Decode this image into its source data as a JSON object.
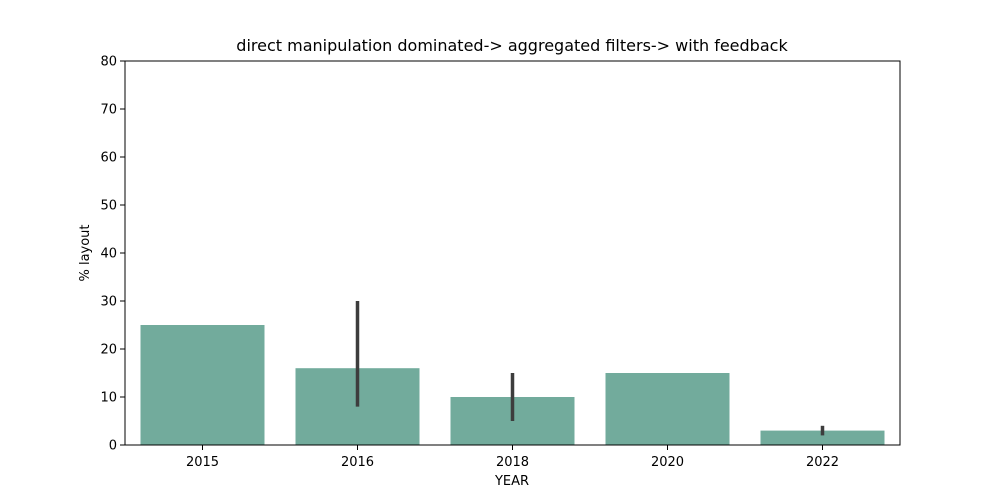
{
  "chart_data": {
    "type": "bar",
    "title": "direct manipulation dominated-> aggregated filters-> with feedback",
    "xlabel": "YEAR",
    "ylabel": "% layout",
    "categories": [
      "2015",
      "2016",
      "2018",
      "2020",
      "2022"
    ],
    "values": [
      25,
      16,
      10,
      15,
      3
    ],
    "error_bars": [
      null,
      [
        8,
        30
      ],
      [
        5,
        15
      ],
      null,
      [
        2,
        4
      ]
    ],
    "ylim": [
      0,
      80
    ],
    "yticks": [
      0,
      10,
      20,
      30,
      40,
      50,
      60,
      70,
      80
    ],
    "grid": false,
    "legend": null,
    "bar_color": "#72ab9c",
    "error_color": "#3d3d3d"
  }
}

------------------------------------------------

Requirements: Print the records above exactly as they stand, but leave out the pictures.

Result of this exercise:
Decode this image into its source data as a JSON object.
{
  "chart_data": {
    "type": "bar",
    "title": "direct manipulation dominated-> aggregated filters-> with feedback",
    "xlabel": "YEAR",
    "ylabel": "% layout",
    "categories": [
      "2015",
      "2016",
      "2018",
      "2020",
      "2022"
    ],
    "values": [
      25,
      16,
      10,
      15,
      3
    ],
    "error_bars": [
      null,
      [
        8,
        30
      ],
      [
        5,
        15
      ],
      null,
      [
        2,
        4
      ]
    ],
    "ylim": [
      0,
      80
    ],
    "yticks": [
      0,
      10,
      20,
      30,
      40,
      50,
      60,
      70,
      80
    ],
    "grid": false,
    "legend": null,
    "bar_color": "#72ab9c",
    "error_color": "#3d3d3d"
  }
}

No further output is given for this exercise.